■ TASK OBJECTIVE:
Across the entries, how many lines have the string "SPECIAL" in them? Reply with only a number.

■ DATASET ENTRIES:
■ ■ ■ ■

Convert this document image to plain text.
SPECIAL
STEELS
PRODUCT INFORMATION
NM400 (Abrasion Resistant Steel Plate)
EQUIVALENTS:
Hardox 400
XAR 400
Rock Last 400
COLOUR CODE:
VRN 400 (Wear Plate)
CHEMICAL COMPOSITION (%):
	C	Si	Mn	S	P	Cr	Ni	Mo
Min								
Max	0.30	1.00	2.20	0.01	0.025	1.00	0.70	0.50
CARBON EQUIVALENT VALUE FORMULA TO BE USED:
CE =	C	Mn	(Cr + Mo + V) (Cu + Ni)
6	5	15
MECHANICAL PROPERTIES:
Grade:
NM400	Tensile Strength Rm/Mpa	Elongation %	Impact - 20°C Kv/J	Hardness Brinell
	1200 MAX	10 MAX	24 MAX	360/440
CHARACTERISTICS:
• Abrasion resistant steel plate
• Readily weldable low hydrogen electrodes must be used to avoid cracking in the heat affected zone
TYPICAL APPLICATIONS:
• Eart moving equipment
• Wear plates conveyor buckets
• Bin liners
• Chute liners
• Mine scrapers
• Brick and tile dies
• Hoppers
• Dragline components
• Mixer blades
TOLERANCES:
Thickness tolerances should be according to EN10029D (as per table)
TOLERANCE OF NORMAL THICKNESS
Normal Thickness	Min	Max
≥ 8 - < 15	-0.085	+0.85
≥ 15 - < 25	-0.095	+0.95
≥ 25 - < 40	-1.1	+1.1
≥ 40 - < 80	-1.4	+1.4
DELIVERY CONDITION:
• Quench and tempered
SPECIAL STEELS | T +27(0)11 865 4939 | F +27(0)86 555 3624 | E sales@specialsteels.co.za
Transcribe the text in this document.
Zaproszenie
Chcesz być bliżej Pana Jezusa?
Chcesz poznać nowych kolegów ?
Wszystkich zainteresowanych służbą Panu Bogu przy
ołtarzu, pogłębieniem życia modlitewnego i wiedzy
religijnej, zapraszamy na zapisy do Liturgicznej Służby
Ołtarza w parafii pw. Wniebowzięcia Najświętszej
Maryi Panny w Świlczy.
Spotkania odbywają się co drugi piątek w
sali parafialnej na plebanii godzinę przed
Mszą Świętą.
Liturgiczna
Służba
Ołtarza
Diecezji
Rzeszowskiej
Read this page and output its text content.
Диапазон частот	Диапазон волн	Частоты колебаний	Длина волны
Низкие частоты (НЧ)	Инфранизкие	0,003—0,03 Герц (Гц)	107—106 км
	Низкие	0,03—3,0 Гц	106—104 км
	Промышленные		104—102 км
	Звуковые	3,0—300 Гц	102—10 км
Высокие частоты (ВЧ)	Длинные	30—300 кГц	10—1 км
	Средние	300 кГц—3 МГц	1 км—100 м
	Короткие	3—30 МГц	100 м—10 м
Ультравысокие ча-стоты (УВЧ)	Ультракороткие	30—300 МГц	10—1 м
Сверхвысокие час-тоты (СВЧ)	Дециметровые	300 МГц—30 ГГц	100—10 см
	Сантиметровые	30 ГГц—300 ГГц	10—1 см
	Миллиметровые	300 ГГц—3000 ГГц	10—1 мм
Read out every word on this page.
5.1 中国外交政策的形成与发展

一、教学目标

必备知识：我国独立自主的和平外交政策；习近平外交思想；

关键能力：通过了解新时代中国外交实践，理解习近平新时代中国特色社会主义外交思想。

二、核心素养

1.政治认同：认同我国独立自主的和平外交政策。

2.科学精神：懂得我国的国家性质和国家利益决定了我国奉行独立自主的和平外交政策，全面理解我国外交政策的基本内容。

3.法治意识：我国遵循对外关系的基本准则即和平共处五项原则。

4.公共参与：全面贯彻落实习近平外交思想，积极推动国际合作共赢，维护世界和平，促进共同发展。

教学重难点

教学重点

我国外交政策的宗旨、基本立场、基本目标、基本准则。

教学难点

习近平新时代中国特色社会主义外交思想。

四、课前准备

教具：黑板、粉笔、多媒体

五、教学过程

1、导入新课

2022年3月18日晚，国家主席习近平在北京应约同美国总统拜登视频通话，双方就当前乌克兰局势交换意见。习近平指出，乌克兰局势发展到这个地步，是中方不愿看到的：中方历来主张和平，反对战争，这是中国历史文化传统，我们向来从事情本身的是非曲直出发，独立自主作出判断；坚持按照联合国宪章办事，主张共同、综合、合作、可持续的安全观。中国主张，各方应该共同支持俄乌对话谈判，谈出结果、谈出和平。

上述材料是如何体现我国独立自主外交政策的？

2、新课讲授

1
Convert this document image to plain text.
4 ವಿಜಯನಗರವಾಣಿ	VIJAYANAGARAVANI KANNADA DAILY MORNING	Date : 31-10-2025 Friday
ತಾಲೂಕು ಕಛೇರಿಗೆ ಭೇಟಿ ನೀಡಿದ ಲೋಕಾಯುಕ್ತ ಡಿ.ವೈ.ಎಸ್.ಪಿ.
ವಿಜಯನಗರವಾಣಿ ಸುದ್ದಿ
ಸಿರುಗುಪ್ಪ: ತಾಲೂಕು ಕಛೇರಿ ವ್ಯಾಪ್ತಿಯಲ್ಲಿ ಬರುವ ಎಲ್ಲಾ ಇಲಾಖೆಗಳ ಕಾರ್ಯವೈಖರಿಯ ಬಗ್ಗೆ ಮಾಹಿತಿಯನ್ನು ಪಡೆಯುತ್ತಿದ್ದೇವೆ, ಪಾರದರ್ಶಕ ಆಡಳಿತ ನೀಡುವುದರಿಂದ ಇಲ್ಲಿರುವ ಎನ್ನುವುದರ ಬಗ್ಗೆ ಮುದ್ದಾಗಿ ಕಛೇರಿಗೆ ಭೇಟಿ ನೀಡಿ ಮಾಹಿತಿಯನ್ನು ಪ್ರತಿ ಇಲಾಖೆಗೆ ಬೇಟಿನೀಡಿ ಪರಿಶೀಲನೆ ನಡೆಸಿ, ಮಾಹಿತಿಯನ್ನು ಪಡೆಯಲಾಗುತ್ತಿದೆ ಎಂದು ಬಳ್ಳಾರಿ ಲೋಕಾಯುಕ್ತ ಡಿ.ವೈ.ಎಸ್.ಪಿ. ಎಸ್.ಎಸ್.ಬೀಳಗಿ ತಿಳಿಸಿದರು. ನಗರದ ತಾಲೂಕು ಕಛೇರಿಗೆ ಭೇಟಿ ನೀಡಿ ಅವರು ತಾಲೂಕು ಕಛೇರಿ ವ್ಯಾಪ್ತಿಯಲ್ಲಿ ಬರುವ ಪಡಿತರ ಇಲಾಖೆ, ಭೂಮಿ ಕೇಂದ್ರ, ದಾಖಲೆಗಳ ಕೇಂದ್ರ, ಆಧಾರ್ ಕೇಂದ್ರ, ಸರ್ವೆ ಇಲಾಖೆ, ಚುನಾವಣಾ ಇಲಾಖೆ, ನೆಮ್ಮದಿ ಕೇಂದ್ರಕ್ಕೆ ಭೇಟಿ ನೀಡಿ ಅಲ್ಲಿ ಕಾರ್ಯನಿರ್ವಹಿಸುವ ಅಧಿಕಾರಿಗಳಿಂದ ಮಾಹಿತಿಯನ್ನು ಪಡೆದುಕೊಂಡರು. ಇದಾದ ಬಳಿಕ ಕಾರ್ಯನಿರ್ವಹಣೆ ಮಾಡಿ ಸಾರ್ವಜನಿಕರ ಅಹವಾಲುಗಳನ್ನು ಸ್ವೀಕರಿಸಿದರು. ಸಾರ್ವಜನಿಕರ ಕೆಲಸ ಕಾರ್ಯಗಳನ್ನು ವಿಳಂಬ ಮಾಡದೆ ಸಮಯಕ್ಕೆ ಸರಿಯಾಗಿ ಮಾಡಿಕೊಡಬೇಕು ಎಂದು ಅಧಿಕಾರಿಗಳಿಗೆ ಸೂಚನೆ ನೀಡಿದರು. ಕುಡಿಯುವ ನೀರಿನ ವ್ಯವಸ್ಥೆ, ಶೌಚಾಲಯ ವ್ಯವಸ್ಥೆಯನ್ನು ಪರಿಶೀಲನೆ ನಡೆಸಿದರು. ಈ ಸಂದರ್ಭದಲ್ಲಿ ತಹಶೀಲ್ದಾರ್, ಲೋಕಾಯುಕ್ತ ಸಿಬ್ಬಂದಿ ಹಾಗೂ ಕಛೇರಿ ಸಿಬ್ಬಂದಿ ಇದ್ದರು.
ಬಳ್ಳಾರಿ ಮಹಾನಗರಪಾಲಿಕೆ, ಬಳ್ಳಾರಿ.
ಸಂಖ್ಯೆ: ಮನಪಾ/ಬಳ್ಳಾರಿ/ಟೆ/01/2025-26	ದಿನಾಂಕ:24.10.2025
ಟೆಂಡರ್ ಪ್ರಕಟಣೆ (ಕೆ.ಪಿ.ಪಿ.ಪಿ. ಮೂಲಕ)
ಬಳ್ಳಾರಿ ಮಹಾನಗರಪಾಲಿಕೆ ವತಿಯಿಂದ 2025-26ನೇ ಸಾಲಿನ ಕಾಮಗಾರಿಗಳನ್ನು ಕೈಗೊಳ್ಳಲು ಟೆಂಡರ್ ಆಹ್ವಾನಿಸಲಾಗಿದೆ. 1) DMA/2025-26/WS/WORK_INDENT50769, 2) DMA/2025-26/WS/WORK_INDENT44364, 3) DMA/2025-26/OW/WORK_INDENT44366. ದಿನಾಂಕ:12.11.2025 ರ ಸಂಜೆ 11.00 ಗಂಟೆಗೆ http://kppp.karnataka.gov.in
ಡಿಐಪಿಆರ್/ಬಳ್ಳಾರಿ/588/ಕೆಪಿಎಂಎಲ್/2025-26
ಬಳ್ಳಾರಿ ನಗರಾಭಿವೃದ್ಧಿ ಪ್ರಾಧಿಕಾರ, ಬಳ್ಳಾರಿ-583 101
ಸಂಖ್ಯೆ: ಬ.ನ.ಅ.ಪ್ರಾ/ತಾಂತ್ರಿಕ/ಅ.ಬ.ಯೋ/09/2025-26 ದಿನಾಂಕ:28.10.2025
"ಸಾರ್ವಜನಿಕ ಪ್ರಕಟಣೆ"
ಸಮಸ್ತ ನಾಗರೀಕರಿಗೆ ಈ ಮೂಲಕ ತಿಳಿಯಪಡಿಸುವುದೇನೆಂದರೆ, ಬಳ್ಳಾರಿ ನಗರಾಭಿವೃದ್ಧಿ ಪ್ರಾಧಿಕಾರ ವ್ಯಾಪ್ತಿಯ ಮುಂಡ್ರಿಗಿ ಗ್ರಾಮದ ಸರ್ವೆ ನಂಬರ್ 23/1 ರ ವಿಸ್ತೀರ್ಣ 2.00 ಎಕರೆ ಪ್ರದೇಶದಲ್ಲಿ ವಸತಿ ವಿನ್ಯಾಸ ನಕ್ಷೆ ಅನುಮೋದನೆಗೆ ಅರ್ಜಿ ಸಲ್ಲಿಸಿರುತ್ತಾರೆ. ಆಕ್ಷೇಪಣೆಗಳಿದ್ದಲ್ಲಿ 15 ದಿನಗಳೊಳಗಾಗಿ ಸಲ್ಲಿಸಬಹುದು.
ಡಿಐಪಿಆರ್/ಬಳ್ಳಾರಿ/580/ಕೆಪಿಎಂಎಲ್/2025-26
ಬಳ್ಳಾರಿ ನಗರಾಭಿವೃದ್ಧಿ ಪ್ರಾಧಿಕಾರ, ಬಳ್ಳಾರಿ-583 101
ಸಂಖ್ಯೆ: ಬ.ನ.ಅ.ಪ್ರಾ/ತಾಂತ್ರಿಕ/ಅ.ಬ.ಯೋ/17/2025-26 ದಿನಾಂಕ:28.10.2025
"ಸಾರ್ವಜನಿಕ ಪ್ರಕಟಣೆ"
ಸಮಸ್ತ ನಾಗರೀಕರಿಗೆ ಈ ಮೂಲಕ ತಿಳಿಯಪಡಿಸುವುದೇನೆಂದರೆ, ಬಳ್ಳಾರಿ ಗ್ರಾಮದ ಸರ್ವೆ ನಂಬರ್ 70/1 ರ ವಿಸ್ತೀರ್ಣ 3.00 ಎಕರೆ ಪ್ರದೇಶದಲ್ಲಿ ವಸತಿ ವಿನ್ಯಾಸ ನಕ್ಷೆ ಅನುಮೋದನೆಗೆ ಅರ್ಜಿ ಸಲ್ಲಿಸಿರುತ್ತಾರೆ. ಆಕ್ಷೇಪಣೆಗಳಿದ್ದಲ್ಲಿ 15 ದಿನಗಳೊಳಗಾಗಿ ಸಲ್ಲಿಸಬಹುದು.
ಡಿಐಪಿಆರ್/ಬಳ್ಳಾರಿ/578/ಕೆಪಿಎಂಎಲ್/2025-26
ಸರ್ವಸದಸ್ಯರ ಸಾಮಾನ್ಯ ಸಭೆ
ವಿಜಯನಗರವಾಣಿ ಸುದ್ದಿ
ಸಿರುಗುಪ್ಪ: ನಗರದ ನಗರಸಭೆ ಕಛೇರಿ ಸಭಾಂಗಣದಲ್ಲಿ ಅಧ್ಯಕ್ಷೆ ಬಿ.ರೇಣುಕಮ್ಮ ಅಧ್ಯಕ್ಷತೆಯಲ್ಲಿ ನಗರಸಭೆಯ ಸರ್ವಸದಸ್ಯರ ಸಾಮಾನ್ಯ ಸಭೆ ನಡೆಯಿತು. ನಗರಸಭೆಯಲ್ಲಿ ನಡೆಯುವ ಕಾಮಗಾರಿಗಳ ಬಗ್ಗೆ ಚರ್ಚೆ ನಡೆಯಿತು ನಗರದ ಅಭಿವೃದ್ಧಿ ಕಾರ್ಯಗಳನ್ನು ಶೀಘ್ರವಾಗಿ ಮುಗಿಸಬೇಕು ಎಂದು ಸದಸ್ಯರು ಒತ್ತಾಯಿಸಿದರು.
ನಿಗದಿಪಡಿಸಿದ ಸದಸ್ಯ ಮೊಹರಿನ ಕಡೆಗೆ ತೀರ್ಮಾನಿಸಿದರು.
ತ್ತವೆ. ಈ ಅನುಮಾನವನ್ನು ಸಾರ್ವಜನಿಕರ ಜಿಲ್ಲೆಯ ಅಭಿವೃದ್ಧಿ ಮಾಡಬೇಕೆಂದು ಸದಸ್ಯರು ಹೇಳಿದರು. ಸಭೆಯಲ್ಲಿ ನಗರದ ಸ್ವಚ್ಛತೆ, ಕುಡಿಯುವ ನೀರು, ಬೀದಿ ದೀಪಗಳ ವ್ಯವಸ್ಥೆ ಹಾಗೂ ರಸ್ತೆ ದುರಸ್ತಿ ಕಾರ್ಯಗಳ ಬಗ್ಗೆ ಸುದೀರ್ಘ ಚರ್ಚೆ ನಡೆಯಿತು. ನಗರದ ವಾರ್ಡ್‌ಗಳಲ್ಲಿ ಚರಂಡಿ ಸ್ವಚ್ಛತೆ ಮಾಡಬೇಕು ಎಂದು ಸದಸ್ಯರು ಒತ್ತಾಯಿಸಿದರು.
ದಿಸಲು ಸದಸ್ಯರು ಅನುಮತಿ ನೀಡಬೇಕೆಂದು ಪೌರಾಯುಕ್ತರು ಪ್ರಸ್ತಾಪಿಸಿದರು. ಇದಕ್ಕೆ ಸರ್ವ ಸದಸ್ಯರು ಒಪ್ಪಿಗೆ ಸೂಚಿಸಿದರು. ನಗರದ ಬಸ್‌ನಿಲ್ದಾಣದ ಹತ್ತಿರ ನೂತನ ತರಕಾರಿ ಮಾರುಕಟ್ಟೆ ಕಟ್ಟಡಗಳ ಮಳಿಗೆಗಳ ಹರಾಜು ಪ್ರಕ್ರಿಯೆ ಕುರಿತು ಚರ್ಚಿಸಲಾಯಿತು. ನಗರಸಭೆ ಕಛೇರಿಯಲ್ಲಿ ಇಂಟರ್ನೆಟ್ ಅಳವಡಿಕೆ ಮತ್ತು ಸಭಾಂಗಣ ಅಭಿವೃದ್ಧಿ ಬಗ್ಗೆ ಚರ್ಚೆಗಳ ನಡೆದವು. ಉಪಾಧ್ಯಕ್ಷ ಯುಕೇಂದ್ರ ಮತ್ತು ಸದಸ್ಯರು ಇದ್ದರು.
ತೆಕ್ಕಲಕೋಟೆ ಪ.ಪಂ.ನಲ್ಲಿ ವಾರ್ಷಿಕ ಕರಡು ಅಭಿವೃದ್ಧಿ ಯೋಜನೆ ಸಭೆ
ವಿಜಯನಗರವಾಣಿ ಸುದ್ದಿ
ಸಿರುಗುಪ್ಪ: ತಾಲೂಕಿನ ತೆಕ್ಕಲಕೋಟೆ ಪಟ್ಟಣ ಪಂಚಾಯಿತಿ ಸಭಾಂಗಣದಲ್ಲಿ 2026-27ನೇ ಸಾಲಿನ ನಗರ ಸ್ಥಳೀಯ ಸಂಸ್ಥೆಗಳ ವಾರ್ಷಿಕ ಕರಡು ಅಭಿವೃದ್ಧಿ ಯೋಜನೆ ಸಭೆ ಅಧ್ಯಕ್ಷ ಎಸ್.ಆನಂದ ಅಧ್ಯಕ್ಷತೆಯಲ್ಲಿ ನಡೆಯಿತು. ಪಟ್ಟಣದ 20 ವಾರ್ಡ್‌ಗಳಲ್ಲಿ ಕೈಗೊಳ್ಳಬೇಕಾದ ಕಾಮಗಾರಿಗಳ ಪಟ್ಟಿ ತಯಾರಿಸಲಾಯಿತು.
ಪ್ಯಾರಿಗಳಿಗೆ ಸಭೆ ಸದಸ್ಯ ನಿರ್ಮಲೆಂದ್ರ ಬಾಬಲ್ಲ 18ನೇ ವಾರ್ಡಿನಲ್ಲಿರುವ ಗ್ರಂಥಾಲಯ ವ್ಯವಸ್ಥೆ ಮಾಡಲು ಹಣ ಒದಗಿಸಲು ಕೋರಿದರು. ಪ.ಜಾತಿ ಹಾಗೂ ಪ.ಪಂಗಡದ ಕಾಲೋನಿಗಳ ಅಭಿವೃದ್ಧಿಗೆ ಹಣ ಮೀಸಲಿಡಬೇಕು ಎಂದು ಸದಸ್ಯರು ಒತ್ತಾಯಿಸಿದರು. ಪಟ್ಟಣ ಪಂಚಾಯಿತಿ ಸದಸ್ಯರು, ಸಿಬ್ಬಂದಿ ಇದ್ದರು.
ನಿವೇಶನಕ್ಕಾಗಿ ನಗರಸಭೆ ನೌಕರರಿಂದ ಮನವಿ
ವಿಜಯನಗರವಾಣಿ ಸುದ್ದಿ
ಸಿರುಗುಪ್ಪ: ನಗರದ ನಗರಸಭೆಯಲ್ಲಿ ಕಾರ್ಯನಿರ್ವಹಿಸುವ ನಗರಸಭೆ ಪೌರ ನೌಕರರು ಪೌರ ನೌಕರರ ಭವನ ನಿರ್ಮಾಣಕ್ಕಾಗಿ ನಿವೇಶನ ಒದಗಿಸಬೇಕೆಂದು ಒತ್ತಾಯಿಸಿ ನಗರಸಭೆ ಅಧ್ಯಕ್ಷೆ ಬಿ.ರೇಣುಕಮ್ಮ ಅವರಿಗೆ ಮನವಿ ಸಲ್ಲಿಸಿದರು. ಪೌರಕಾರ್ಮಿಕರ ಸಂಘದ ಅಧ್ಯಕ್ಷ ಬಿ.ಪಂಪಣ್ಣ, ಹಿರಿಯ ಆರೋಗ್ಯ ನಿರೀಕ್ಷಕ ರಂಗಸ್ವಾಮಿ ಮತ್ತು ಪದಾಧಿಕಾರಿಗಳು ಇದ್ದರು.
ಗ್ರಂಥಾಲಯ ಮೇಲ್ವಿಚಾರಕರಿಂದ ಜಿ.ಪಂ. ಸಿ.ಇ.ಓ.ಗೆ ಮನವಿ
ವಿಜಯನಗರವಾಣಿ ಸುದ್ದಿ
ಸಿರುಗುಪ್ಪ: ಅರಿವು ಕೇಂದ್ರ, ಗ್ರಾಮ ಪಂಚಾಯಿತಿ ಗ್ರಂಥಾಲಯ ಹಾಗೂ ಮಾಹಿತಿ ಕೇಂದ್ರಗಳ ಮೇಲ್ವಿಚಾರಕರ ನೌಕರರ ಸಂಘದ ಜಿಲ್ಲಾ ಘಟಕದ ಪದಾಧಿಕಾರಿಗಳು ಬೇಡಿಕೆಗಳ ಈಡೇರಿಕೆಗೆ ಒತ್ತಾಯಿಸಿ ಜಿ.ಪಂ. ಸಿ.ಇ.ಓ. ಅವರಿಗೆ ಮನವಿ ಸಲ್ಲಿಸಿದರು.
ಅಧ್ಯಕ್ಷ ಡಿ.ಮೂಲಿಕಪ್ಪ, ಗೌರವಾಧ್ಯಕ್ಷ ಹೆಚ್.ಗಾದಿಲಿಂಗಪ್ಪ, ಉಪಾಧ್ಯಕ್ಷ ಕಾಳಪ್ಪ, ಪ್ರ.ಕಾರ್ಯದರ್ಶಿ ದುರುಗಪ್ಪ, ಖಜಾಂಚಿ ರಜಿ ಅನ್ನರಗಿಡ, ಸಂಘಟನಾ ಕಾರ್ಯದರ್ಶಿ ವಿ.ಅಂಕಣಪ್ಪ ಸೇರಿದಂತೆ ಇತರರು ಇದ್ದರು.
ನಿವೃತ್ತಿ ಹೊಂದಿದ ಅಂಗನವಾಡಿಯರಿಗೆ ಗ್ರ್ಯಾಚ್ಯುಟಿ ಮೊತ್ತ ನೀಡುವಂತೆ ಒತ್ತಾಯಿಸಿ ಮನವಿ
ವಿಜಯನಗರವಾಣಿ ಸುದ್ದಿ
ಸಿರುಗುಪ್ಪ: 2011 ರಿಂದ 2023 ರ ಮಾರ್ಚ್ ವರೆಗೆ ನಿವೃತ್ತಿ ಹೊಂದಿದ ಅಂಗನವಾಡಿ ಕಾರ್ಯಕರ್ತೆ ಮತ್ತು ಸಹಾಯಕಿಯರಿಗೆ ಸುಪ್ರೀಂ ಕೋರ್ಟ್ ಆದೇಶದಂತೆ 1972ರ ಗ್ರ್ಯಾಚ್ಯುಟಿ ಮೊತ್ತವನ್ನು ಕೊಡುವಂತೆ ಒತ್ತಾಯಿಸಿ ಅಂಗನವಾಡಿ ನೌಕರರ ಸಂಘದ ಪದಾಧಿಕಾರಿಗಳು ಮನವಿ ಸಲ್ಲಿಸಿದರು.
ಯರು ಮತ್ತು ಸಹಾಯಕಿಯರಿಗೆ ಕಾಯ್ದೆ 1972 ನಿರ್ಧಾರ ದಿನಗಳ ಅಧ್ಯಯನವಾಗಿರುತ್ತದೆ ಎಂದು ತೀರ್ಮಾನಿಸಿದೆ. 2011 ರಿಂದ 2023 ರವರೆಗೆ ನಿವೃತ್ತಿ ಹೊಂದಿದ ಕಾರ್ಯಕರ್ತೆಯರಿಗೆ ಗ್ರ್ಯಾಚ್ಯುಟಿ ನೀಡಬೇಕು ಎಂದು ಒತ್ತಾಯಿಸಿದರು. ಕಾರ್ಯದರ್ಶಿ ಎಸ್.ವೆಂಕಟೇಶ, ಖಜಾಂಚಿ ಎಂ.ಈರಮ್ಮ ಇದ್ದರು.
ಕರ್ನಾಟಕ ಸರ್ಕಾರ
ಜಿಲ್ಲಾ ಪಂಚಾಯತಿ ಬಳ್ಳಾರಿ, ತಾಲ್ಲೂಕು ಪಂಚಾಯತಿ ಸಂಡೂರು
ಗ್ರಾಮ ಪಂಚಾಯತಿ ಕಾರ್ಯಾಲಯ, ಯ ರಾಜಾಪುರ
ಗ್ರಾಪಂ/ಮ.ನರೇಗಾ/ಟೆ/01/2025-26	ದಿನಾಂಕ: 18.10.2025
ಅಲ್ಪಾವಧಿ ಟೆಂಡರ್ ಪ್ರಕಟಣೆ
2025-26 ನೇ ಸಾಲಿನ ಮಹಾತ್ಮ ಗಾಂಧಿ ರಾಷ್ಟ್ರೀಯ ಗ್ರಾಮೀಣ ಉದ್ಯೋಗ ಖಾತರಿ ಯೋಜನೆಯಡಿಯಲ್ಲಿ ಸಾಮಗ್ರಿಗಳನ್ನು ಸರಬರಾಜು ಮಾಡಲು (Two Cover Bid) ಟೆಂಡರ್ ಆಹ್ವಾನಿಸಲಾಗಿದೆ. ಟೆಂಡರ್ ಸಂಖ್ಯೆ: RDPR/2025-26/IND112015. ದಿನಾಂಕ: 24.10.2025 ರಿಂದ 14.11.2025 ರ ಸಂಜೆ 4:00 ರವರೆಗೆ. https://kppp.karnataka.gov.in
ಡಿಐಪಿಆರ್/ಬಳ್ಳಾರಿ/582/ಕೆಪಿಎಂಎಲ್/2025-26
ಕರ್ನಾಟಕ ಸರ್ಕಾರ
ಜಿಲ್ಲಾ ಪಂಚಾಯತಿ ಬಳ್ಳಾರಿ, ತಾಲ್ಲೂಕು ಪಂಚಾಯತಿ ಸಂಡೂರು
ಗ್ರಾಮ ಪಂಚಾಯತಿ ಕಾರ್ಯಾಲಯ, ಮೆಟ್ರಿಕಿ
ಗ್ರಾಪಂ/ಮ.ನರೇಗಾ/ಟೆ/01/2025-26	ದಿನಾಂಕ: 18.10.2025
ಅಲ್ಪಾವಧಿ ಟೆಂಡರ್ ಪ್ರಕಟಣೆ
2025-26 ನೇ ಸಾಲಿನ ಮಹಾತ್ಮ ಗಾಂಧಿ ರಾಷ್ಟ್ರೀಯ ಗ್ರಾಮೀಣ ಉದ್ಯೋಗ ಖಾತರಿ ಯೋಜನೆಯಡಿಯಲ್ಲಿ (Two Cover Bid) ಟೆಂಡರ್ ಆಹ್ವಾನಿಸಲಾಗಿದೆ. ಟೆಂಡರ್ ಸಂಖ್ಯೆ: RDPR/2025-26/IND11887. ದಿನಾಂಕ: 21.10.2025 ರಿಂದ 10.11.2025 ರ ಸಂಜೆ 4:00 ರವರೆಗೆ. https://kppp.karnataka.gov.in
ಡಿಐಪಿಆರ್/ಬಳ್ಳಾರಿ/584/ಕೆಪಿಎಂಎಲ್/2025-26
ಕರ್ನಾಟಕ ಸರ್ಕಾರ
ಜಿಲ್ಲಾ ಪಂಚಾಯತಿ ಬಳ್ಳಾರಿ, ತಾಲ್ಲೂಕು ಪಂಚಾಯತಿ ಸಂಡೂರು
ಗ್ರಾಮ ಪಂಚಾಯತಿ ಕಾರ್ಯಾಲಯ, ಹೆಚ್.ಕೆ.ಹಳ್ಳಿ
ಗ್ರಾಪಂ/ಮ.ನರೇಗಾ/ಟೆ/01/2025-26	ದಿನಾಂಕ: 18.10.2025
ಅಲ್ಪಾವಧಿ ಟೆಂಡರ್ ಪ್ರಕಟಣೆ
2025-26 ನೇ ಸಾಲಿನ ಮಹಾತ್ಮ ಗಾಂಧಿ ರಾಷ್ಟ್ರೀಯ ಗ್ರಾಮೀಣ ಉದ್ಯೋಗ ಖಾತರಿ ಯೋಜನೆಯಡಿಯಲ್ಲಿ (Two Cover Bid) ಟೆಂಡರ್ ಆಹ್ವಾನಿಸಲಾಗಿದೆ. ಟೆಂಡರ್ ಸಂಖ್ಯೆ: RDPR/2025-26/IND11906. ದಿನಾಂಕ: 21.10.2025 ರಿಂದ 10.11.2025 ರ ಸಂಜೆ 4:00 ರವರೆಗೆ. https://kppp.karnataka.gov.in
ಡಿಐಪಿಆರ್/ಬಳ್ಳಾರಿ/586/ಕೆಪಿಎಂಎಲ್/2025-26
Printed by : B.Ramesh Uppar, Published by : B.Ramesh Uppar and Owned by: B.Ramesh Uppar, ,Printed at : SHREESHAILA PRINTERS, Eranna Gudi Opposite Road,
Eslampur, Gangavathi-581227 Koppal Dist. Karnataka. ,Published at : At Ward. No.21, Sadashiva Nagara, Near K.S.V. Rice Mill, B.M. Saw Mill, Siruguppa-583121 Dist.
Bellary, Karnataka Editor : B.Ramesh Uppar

■ ■ ■ ■

■ OUTPUT FOR THIS EXERCISE:
2